>> start TASK INPUT
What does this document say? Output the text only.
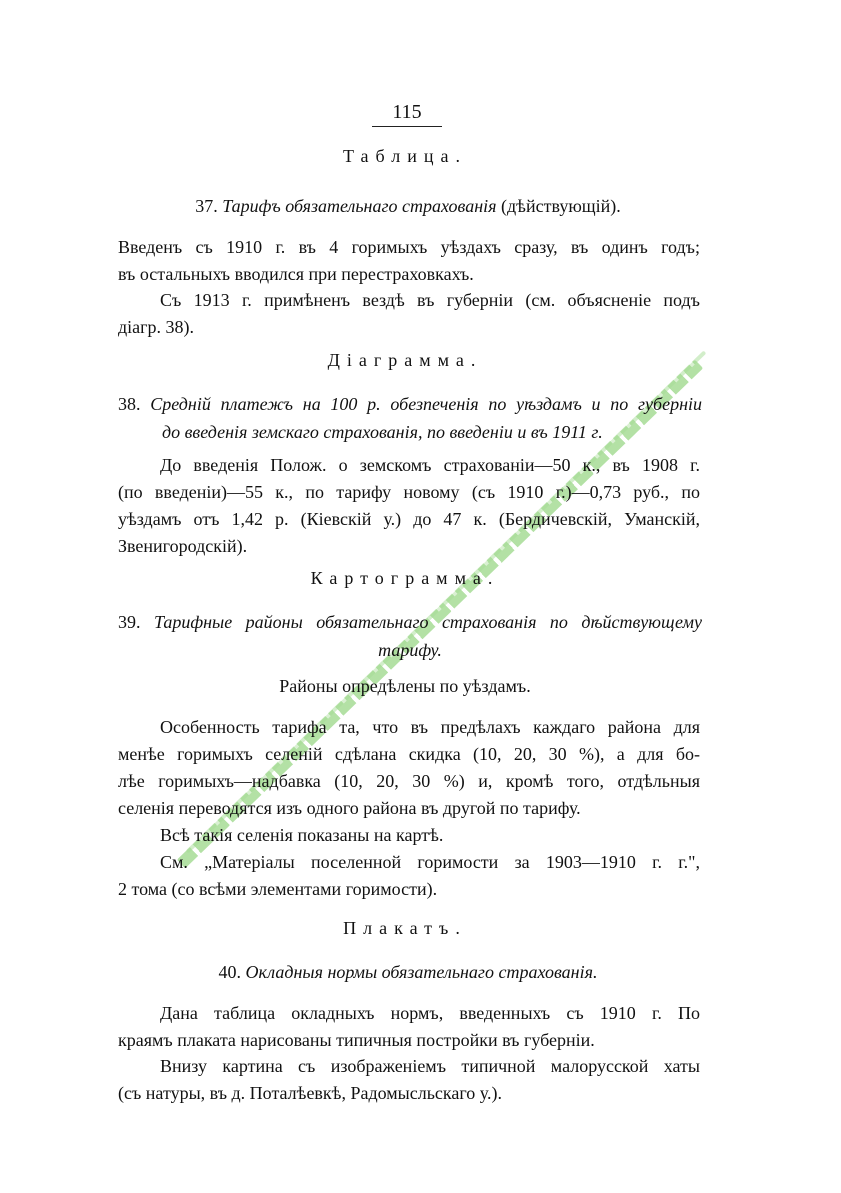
115
Таблица.
37. Тарифъ обязательнаго страхованія (дѣйствующій).

Введенъ съ 1910 г. въ 4 горимыхъ уѣздахъ сразу, въ одинъ годъ;

въ остальныхъ вводился при перестраховкахъ.

Съ 1913 г. примѣненъ вездѣ въ губерніи (см. объясненіе подъ

діагр. 38).

Діаграмма.
38. Средній платежъ на 100 р. обезпеченія по уѣздамъ и по губерніи
до введенія земскаго страхованія, по введеніи и въ 1911 г.

До введенія Полож. о земскомъ страхованіи—50 к., въ 1908 г.

(по введеніи)—55 к., по тарифу новому (съ 1910 г.)—0,73 руб., по

уѣздамъ отъ 1,42 р. (Кіевскій у.) до 47 к. (Бердичевскій, Уманскій,

Звенигородскій).

Картограмма.
39. Тарифные районы обязательнаго страхованія по дѣйствующему
тарифу.
Районы опредѣлены по уѣздамъ.

Особенность тарифа та, что въ предѣлахъ каждаго района для

менѣе горимыхъ селеній сдѣлана скидка (10, 20, 30 %), а для бо-

лѣе горимыхъ—надбавка (10, 20, 30 %) и, кромѣ того, отдѣльныя

селенія переводятся изъ одного района въ другой по тарифу.

Всѣ такія селенія показаны на картѣ.

См. „Матеріалы поселенной горимости за 1903—1910 г. г.",

2 тома (со всѣми элементами горимости).

Плакатъ.
40. Окладныя нормы обязательнаго страхованія.

Дана таблица окладныхъ нормъ, введенныхъ съ 1910 г. По

краямъ плаката нарисованы типичныя постройки въ губерніи.

Внизу картина съ изображеніемъ типичной малорусской хаты

(съ натуры, въ д. Поталѣевкѣ, Радомысльскаго у.).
>> end TASK INPUT
• EXERCISE DETAILS
Copy every line of the data word for word, omitting the images.

• SOLUTION TO THE PROBLEM
What does this document say? Output the text only.
115
Таблица.
37. Тарифъ обязательнаго страхованія (дѣйствующій).

Введенъ съ 1910 г. въ 4 горимыхъ уѣздахъ сразу, въ одинъ годъ;

въ остальныхъ вводился при перестраховкахъ.

Съ 1913 г. примѣненъ вездѣ въ губерніи (см. объясненіе подъ

діагр. 38).

Діаграмма.
38. Средній платежъ на 100 р. обезпеченія по уѣздамъ и по губерніи
до введенія земскаго страхованія, по введеніи и въ 1911 г.

До введенія Полож. о земскомъ страхованіи—50 к., въ 1908 г.

(по введеніи)—55 к., по тарифу новому (съ 1910 г.)—0,73 руб., по

уѣздамъ отъ 1,42 р. (Кіевскій у.) до 47 к. (Бердичевскій, Уманскій,

Звенигородскій).

Картограмма.
39. Тарифные районы обязательнаго страхованія по дѣйствующему
тарифу.
Районы опредѣлены по уѣздамъ.

Особенность тарифа та, что въ предѣлахъ каждаго района для

менѣе горимыхъ селеній сдѣлана скидка (10, 20, 30 %), а для бо-

лѣе горимыхъ—надбавка (10, 20, 30 %) и, кромѣ того, отдѣльныя

селенія переводятся изъ одного района въ другой по тарифу.

Всѣ такія селенія показаны на картѣ.

См. „Матеріалы поселенной горимости за 1903—1910 г. г.",

2 тома (со всѣми элементами горимости).

Плакатъ.
40. Окладныя нормы обязательнаго страхованія.

Дана таблица окладныхъ нормъ, введенныхъ съ 1910 г. По

краямъ плаката нарисованы типичныя постройки въ губерніи.

Внизу картина съ изображеніемъ типичной малорусской хаты

(съ натуры, въ д. Поталѣевкѣ, Радомысльскаго у.).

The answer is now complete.